Would you restate all the data that follows, word for word?

■ ■ ■ ■ ■ ■ ■

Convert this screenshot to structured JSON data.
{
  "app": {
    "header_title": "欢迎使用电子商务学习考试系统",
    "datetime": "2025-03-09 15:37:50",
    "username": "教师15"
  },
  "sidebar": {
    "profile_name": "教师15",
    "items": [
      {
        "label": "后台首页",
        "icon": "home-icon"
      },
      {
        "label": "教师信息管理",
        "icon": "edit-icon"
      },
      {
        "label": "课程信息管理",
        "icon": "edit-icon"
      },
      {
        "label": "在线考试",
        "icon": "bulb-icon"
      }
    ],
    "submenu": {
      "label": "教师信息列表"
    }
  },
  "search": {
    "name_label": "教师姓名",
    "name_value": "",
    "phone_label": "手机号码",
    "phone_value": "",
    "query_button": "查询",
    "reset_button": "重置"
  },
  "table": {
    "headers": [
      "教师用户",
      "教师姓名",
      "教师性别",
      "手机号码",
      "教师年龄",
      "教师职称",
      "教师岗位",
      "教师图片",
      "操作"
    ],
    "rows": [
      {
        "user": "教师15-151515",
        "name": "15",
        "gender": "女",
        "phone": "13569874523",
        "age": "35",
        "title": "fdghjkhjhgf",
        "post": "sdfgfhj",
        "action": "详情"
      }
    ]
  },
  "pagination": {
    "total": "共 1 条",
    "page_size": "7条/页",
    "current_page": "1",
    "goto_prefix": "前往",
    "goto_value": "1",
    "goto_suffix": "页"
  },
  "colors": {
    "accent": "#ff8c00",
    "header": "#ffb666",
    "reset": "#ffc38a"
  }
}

■ ■ ■ ■ ■ ■ ■

● **RESULT OF THE EXERCISE**
Convert this screenshot to structured JSON data.
{
  "app": {
    "header_title": "欢迎使用电子商务学习考试系统",
    "datetime": "2025-03-09 15:37:50",
    "username": "教师15"
  },
  "sidebar": {
    "profile_name": "教师15",
    "items": [
      {
        "label": "后台首页",
        "icon": "home-icon"
      },
      {
        "label": "教师信息管理",
        "icon": "edit-icon"
      },
      {
        "label": "课程信息管理",
        "icon": "edit-icon"
      },
      {
        "label": "在线考试",
        "icon": "bulb-icon"
      }
    ],
    "submenu": {
      "label": "教师信息列表"
    }
  },
  "search": {
    "name_label": "教师姓名",
    "name_value": "",
    "phone_label": "手机号码",
    "phone_value": "",
    "query_button": "查询",
    "reset_button": "重置"
  },
  "table": {
    "headers": [
      "教师用户",
      "教师姓名",
      "教师性别",
      "手机号码",
      "教师年龄",
      "教师职称",
      "教师岗位",
      "教师图片",
      "操作"
    ],
    "rows": [
      {
        "user": "教师15-151515",
        "name": "15",
        "gender": "女",
        "phone": "13569874523",
        "age": "35",
        "title": "fdghjkhjhgf",
        "post": "sdfgfhj",
        "action": "详情"
      }
    ]
  },
  "pagination": {
    "total": "共 1 条",
    "page_size": "7条/页",
    "current_page": "1",
    "goto_prefix": "前往",
    "goto_value": "1",
    "goto_suffix": "页"
  },
  "colors": {
    "accent": "#ff8c00",
    "header": "#ffb666",
    "reset": "#ffc38a"
  }
}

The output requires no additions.